Stated exercise →
Make an exact copy of the entries below.

Dataset rows about figures →
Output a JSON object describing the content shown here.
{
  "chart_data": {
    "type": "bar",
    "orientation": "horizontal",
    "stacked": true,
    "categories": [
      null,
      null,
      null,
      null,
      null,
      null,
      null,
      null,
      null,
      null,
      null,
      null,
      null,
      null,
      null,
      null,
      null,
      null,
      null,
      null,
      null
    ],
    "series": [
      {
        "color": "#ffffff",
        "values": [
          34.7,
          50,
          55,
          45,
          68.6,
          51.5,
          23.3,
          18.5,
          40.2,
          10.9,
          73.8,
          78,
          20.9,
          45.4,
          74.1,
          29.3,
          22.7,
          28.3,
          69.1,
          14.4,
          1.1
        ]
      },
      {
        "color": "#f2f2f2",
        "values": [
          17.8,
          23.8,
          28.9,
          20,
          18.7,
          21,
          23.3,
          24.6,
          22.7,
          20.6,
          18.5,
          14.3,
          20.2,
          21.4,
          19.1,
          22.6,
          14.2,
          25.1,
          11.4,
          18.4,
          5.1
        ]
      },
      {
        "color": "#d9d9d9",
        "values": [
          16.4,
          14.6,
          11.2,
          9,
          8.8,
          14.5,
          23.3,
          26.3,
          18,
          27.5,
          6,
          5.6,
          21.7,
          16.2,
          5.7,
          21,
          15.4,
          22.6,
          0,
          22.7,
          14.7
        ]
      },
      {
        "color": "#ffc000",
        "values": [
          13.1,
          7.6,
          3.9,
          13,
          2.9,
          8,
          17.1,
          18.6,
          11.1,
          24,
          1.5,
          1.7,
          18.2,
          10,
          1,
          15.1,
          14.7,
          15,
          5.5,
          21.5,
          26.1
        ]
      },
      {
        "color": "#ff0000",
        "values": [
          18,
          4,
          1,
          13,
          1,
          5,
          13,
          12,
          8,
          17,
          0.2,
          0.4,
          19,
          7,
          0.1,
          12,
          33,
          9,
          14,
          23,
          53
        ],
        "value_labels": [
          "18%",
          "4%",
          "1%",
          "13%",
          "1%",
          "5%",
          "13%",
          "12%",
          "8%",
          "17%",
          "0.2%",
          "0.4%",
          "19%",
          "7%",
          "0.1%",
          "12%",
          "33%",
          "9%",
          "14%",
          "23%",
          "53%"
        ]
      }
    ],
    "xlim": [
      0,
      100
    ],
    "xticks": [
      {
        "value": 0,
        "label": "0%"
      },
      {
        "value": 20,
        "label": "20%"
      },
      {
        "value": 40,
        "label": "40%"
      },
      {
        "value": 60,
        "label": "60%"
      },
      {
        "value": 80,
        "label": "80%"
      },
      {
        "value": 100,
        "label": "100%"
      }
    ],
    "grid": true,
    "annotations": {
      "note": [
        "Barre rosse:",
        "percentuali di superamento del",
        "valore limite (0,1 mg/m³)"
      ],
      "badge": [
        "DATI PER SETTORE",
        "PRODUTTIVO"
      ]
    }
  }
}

Complete answer →
Output a JSON object describing the content shown here.
{
  "chart_data": {
    "type": "bar",
    "orientation": "horizontal",
    "stacked": true,
    "categories": [
      null,
      null,
      null,
      null,
      null,
      null,
      null,
      null,
      null,
      null,
      null,
      null,
      null,
      null,
      null,
      null,
      null,
      null,
      null,
      null,
      null
    ],
    "series": [
      {
        "color": "#ffffff",
        "values": [
          34.7,
          50,
          55,
          45,
          68.6,
          51.5,
          23.3,
          18.5,
          40.2,
          10.9,
          73.8,
          78,
          20.9,
          45.4,
          74.1,
          29.3,
          22.7,
          28.3,
          69.1,
          14.4,
          1.1
        ]
      },
      {
        "color": "#f2f2f2",
        "values": [
          17.8,
          23.8,
          28.9,
          20,
          18.7,
          21,
          23.3,
          24.6,
          22.7,
          20.6,
          18.5,
          14.3,
          20.2,
          21.4,
          19.1,
          22.6,
          14.2,
          25.1,
          11.4,
          18.4,
          5.1
        ]
      },
      {
        "color": "#d9d9d9",
        "values": [
          16.4,
          14.6,
          11.2,
          9,
          8.8,
          14.5,
          23.3,
          26.3,
          18,
          27.5,
          6,
          5.6,
          21.7,
          16.2,
          5.7,
          21,
          15.4,
          22.6,
          0,
          22.7,
          14.7
        ]
      },
      {
        "color": "#ffc000",
        "values": [
          13.1,
          7.6,
          3.9,
          13,
          2.9,
          8,
          17.1,
          18.6,
          11.1,
          24,
          1.5,
          1.7,
          18.2,
          10,
          1,
          15.1,
          14.7,
          15,
          5.5,
          21.5,
          26.1
        ]
      },
      {
        "color": "#ff0000",
        "values": [
          18,
          4,
          1,
          13,
          1,
          5,
          13,
          12,
          8,
          17,
          0.2,
          0.4,
          19,
          7,
          0.1,
          12,
          33,
          9,
          14,
          23,
          53
        ],
        "value_labels": [
          "18%",
          "4%",
          "1%",
          "13%",
          "1%",
          "5%",
          "13%",
          "12%",
          "8%",
          "17%",
          "0.2%",
          "0.4%",
          "19%",
          "7%",
          "0.1%",
          "12%",
          "33%",
          "9%",
          "14%",
          "23%",
          "53%"
        ]
      }
    ],
    "xlim": [
      0,
      100
    ],
    "xticks": [
      {
        "value": 0,
        "label": "0%"
      },
      {
        "value": 20,
        "label": "20%"
      },
      {
        "value": 40,
        "label": "40%"
      },
      {
        "value": 60,
        "label": "60%"
      },
      {
        "value": 80,
        "label": "80%"
      },
      {
        "value": 100,
        "label": "100%"
      }
    ],
    "grid": true,
    "annotations": {
      "note": [
        "Barre rosse:",
        "percentuali di superamento del",
        "valore limite (0,1 mg/m³)"
      ],
      "badge": [
        "DATI PER SETTORE",
        "PRODUTTIVO"
      ]
    }
  }
}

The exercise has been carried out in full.